◆ Stated problem: Below is a set of records. Repeat all of them exactly.

◆ Data in this exercise:

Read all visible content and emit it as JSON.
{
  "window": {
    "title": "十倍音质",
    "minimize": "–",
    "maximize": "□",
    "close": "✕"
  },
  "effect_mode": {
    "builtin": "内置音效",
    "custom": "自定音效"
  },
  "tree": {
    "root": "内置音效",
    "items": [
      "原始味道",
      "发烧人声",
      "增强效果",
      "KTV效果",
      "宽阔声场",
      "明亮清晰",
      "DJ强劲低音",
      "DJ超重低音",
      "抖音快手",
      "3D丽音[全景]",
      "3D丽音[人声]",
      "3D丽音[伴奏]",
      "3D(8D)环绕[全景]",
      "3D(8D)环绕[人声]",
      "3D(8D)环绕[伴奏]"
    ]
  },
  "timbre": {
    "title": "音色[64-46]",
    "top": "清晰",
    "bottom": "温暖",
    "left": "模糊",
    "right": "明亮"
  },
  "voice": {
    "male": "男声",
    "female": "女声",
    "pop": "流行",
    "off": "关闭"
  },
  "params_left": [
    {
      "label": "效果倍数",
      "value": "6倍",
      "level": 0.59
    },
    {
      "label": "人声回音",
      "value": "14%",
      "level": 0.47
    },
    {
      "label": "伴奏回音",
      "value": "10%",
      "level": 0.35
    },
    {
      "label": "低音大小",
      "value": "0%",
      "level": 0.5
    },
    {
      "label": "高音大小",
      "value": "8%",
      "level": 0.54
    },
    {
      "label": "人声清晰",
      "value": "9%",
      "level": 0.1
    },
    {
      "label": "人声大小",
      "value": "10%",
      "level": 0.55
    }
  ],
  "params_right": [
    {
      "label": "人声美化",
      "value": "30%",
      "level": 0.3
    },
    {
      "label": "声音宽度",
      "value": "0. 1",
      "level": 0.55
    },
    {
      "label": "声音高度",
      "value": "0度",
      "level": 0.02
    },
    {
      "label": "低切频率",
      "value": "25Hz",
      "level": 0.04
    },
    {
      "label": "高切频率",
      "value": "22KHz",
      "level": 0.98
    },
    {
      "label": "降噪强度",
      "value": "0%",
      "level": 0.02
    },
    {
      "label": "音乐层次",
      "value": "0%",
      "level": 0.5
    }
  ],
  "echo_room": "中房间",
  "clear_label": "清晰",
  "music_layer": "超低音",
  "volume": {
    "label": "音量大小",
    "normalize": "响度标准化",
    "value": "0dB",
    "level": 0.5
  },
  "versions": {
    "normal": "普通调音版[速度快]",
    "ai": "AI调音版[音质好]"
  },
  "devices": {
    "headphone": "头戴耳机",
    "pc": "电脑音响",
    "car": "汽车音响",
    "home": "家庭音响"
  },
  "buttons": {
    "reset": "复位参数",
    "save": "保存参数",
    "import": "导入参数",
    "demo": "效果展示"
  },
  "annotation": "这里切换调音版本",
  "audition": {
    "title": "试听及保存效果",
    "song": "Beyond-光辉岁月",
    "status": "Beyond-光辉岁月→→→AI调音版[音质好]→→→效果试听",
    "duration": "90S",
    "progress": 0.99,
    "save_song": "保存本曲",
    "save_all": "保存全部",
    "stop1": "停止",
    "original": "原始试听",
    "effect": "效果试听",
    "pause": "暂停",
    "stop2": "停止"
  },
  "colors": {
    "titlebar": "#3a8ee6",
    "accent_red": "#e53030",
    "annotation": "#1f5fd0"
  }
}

◆ The response:
Read all visible content and emit it as JSON.
{
  "window": {
    "title": "十倍音质",
    "minimize": "–",
    "maximize": "□",
    "close": "✕"
  },
  "effect_mode": {
    "builtin": "内置音效",
    "custom": "自定音效"
  },
  "tree": {
    "root": "内置音效",
    "items": [
      "原始味道",
      "发烧人声",
      "增强效果",
      "KTV效果",
      "宽阔声场",
      "明亮清晰",
      "DJ强劲低音",
      "DJ超重低音",
      "抖音快手",
      "3D丽音[全景]",
      "3D丽音[人声]",
      "3D丽音[伴奏]",
      "3D(8D)环绕[全景]",
      "3D(8D)环绕[人声]",
      "3D(8D)环绕[伴奏]"
    ]
  },
  "timbre": {
    "title": "音色[64-46]",
    "top": "清晰",
    "bottom": "温暖",
    "left": "模糊",
    "right": "明亮"
  },
  "voice": {
    "male": "男声",
    "female": "女声",
    "pop": "流行",
    "off": "关闭"
  },
  "params_left": [
    {
      "label": "效果倍数",
      "value": "6倍",
      "level": 0.59
    },
    {
      "label": "人声回音",
      "value": "14%",
      "level": 0.47
    },
    {
      "label": "伴奏回音",
      "value": "10%",
      "level": 0.35
    },
    {
      "label": "低音大小",
      "value": "0%",
      "level": 0.5
    },
    {
      "label": "高音大小",
      "value": "8%",
      "level": 0.54
    },
    {
      "label": "人声清晰",
      "value": "9%",
      "level": 0.1
    },
    {
      "label": "人声大小",
      "value": "10%",
      "level": 0.55
    }
  ],
  "params_right": [
    {
      "label": "人声美化",
      "value": "30%",
      "level": 0.3
    },
    {
      "label": "声音宽度",
      "value": "0. 1",
      "level": 0.55
    },
    {
      "label": "声音高度",
      "value": "0度",
      "level": 0.02
    },
    {
      "label": "低切频率",
      "value": "25Hz",
      "level": 0.04
    },
    {
      "label": "高切频率",
      "value": "22KHz",
      "level": 0.98
    },
    {
      "label": "降噪强度",
      "value": "0%",
      "level": 0.02
    },
    {
      "label": "音乐层次",
      "value": "0%",
      "level": 0.5
    }
  ],
  "echo_room": "中房间",
  "clear_label": "清晰",
  "music_layer": "超低音",
  "volume": {
    "label": "音量大小",
    "normalize": "响度标准化",
    "value": "0dB",
    "level": 0.5
  },
  "versions": {
    "normal": "普通调音版[速度快]",
    "ai": "AI调音版[音质好]"
  },
  "devices": {
    "headphone": "头戴耳机",
    "pc": "电脑音响",
    "car": "汽车音响",
    "home": "家庭音响"
  },
  "buttons": {
    "reset": "复位参数",
    "save": "保存参数",
    "import": "导入参数",
    "demo": "效果展示"
  },
  "annotation": "这里切换调音版本",
  "audition": {
    "title": "试听及保存效果",
    "song": "Beyond-光辉岁月",
    "status": "Beyond-光辉岁月→→→AI调音版[音质好]→→→效果试听",
    "duration": "90S",
    "progress": 0.99,
    "save_song": "保存本曲",
    "save_all": "保存全部",
    "stop1": "停止",
    "original": "原始试听",
    "effect": "效果试听",
    "pause": "暂停",
    "stop2": "停止"
  },
  "colors": {
    "titlebar": "#3a8ee6",
    "accent_red": "#e53030",
    "annotation": "#1f5fd0"
  }
}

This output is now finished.